WHAT YOU WILL DO: Using the entries that follow, state how many lines contain the word "heading". The response is that number and nothing more.

--------------------------------------------------

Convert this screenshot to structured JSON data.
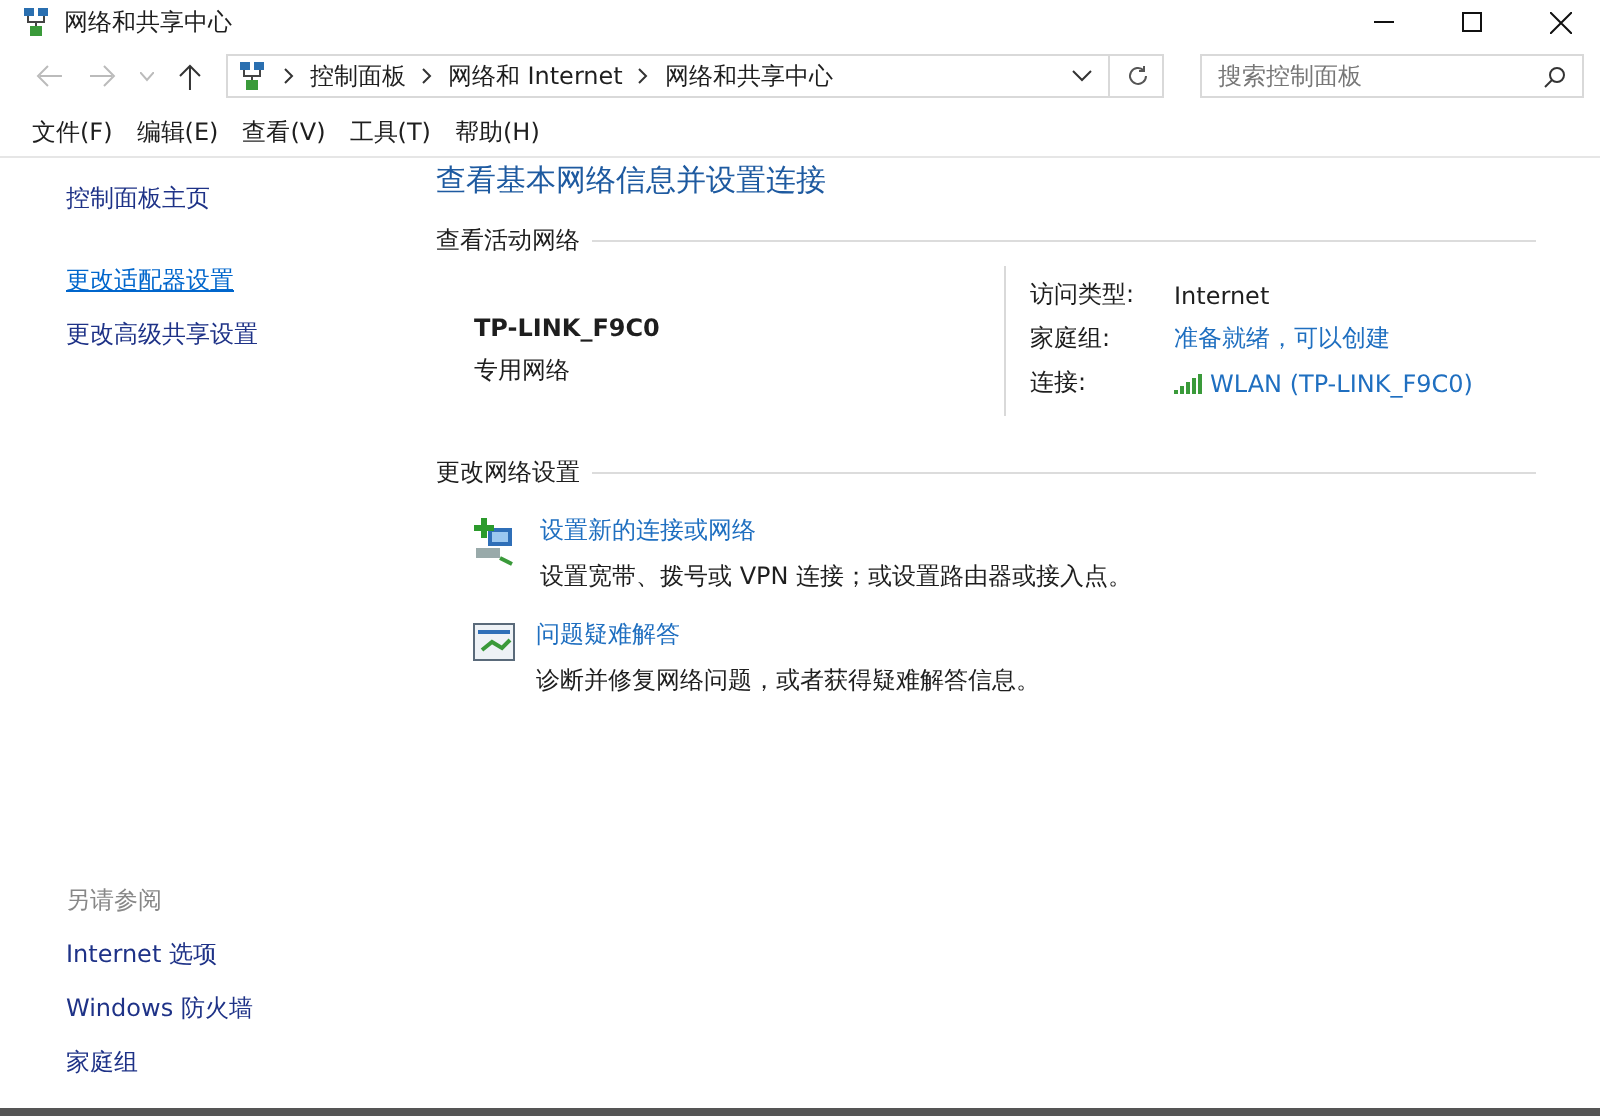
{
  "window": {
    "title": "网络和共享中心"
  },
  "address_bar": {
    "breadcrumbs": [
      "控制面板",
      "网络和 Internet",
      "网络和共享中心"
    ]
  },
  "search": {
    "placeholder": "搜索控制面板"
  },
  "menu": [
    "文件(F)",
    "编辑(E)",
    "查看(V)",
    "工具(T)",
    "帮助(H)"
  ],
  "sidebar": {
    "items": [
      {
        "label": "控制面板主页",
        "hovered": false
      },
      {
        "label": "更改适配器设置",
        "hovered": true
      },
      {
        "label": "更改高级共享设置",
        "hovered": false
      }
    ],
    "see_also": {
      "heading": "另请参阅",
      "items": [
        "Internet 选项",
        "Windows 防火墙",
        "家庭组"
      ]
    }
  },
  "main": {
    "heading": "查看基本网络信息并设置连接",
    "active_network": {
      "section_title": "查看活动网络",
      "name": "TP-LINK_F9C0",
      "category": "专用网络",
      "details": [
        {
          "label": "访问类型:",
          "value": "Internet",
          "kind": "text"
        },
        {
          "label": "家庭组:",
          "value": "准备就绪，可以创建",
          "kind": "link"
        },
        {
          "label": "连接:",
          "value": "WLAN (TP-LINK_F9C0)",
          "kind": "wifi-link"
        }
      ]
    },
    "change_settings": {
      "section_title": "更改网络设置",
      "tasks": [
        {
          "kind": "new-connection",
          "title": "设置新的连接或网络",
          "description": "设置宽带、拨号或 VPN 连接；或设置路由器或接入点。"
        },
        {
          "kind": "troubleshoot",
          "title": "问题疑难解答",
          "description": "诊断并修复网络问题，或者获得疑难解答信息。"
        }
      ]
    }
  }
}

--------------------------------------------------

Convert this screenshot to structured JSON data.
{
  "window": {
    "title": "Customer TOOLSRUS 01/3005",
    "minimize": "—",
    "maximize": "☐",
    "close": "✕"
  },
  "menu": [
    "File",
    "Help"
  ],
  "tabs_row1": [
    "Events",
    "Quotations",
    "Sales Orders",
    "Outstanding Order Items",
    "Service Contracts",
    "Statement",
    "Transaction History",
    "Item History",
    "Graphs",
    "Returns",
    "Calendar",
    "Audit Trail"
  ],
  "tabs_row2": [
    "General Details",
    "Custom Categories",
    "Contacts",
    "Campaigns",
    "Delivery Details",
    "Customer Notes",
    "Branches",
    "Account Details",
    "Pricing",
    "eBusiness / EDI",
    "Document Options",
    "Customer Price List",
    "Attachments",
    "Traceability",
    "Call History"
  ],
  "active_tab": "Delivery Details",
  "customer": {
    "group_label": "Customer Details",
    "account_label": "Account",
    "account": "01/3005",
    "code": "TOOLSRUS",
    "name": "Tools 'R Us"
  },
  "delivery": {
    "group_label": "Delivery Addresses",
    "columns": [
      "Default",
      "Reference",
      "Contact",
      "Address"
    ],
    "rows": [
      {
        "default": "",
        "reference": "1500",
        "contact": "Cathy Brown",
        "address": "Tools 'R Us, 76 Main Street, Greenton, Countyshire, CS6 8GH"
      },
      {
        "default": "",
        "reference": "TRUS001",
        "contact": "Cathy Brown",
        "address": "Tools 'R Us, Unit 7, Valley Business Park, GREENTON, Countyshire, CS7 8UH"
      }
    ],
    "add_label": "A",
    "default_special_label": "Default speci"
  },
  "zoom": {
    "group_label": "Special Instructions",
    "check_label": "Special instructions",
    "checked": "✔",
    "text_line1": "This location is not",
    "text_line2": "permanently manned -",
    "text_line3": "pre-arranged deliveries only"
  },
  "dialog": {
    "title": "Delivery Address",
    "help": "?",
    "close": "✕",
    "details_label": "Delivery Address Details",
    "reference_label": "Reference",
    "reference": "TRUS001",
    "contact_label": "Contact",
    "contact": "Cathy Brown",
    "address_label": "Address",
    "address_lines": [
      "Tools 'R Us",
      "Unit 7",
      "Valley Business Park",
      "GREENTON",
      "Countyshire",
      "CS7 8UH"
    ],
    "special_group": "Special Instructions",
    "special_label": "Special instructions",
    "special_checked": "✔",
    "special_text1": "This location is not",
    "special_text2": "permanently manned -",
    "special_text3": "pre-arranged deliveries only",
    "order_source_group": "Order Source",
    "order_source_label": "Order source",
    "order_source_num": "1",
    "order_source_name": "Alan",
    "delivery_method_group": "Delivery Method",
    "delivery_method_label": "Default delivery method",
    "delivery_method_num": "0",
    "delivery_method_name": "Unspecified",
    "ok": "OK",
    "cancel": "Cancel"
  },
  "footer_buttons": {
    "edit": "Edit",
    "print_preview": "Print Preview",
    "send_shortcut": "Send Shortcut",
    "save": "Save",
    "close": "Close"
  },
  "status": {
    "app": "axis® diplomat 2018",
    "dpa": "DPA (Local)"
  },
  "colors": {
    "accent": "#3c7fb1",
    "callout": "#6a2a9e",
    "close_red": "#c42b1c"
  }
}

--------------------------------------------------

FINAL RESULT: 2